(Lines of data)
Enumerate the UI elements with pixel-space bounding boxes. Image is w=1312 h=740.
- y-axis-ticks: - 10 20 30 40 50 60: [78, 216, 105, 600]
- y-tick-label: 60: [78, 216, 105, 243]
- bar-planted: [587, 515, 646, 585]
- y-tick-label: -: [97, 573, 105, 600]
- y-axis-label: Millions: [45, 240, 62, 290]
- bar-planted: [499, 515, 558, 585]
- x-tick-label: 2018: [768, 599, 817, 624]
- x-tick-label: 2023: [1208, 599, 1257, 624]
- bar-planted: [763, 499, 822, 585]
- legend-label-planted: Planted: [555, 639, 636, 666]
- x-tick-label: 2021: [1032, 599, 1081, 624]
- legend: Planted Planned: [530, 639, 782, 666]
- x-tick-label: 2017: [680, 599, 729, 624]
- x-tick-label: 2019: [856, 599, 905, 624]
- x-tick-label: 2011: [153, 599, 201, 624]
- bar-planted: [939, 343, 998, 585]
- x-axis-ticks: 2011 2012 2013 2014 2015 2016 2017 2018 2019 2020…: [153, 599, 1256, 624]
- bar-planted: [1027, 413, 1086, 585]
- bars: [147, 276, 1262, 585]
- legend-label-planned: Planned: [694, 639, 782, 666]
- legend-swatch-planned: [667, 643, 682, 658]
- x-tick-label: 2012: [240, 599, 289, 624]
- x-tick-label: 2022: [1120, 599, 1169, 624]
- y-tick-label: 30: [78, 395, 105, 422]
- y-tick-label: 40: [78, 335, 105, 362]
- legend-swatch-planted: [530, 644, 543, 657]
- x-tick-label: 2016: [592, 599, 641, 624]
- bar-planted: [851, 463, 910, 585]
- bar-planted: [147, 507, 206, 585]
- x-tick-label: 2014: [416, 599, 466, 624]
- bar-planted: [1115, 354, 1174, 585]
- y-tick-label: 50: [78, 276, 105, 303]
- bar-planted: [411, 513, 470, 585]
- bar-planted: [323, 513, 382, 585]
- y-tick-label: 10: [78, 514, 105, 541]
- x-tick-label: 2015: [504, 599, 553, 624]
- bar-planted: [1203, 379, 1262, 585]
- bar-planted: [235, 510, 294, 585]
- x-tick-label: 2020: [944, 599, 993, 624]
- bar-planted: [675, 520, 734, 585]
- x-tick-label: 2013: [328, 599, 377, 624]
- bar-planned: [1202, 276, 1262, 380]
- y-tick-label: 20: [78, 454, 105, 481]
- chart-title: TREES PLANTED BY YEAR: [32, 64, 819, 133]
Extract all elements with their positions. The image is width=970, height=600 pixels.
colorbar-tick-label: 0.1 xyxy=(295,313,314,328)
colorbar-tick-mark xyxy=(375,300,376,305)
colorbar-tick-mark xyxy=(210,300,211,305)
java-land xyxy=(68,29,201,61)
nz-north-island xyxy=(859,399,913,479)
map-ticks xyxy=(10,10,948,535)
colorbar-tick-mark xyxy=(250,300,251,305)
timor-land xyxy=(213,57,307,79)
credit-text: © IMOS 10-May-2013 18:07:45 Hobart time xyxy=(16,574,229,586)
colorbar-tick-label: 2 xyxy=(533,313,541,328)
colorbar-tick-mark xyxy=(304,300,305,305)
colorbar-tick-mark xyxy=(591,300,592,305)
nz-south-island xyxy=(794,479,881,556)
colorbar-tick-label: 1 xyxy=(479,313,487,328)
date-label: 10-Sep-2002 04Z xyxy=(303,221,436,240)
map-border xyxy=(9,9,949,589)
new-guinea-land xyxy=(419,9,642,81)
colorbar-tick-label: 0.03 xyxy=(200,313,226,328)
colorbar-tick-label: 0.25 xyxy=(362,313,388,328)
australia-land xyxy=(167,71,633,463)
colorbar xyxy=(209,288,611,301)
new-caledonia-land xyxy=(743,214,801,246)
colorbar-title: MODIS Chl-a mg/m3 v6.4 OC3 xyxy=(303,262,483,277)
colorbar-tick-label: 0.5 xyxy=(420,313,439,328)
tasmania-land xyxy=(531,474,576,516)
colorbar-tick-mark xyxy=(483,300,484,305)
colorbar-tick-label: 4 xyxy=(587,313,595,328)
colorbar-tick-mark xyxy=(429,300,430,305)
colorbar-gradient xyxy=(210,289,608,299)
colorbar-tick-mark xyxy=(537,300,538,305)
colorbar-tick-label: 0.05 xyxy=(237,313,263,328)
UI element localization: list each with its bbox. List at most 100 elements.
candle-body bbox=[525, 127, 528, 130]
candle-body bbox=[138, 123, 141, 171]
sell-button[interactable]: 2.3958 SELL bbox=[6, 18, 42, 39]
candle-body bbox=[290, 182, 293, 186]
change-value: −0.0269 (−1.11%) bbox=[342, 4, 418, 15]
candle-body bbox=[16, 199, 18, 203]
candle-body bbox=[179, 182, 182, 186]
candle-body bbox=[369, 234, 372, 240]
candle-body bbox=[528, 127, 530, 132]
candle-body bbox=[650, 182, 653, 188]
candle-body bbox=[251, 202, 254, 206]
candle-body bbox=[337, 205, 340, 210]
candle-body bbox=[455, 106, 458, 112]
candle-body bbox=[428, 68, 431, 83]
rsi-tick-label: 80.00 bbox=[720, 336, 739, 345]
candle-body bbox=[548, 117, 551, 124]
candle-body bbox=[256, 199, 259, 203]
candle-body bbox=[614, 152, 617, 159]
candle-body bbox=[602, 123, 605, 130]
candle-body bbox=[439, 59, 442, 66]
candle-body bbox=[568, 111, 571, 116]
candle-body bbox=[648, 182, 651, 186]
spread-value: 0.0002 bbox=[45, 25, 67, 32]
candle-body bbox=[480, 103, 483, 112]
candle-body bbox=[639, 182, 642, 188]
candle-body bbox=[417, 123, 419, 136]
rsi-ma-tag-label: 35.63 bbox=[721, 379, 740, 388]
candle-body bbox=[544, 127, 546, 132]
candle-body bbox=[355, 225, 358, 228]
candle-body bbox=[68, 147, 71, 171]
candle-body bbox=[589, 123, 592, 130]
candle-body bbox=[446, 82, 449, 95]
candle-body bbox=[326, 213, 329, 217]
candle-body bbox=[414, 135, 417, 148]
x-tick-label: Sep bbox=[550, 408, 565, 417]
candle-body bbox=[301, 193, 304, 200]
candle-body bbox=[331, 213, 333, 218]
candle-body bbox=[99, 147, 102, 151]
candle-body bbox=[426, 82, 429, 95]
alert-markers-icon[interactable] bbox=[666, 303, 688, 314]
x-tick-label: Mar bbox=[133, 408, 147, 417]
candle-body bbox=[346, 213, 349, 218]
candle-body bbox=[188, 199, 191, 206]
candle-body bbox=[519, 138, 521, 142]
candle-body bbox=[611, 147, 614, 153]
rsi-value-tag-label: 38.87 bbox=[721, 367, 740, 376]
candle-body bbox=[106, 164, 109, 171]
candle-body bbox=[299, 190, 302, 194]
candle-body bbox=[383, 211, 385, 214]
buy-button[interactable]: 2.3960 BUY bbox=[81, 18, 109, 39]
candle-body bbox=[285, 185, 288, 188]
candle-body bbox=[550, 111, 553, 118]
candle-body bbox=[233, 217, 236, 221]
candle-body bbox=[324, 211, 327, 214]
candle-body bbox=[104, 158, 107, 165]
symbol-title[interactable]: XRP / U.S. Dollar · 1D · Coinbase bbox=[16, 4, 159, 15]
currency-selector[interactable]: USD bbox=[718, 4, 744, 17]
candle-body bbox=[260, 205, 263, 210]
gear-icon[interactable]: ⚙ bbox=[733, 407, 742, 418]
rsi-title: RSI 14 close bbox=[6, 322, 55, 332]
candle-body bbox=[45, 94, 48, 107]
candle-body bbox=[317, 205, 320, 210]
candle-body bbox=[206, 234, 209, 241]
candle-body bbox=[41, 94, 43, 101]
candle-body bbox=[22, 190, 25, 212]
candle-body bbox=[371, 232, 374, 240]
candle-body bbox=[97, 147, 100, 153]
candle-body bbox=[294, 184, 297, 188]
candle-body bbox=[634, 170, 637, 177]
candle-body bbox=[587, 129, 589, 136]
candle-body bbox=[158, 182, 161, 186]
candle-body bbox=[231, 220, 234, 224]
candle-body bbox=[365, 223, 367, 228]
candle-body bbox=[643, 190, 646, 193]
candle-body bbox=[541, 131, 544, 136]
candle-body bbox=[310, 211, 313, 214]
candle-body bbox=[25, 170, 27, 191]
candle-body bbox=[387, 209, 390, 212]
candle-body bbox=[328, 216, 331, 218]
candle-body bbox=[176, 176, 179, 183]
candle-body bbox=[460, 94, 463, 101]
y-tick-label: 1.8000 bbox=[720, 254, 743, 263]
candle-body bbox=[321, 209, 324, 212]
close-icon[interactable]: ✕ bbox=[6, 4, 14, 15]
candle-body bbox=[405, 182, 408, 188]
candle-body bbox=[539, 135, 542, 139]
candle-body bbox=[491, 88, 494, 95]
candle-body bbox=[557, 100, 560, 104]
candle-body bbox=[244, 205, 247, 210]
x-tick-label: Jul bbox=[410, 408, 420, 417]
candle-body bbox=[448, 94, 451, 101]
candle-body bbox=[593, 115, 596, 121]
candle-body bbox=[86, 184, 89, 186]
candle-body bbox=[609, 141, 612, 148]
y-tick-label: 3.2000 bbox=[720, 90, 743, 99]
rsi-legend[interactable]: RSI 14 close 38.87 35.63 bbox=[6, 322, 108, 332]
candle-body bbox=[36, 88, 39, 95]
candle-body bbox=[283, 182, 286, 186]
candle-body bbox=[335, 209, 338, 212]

--- Given task ---
Could you render the data as a JSON list of strings, one string per line and blank lines omitted, beginning at the first line and stopping after the line that contains "- y-axis-label: Millions: [45, 240, 62, 290]"?

--- Right answer ---
[
  "Enumerate the UI elements with pixel-space bounding boxes. Image is w=1312 h=740.",
  "- y-axis-ticks: - 10 20 30 40 50 60: [78, 216, 105, 600]",
  "- y-tick-label: 60: [78, 216, 105, 243]",
  "- bar-planted: [587, 515, 646, 585]",
  "- y-tick-label: -: [97, 573, 105, 600]",
  "- y-axis-label: Millions: [45, 240, 62, 290]"
]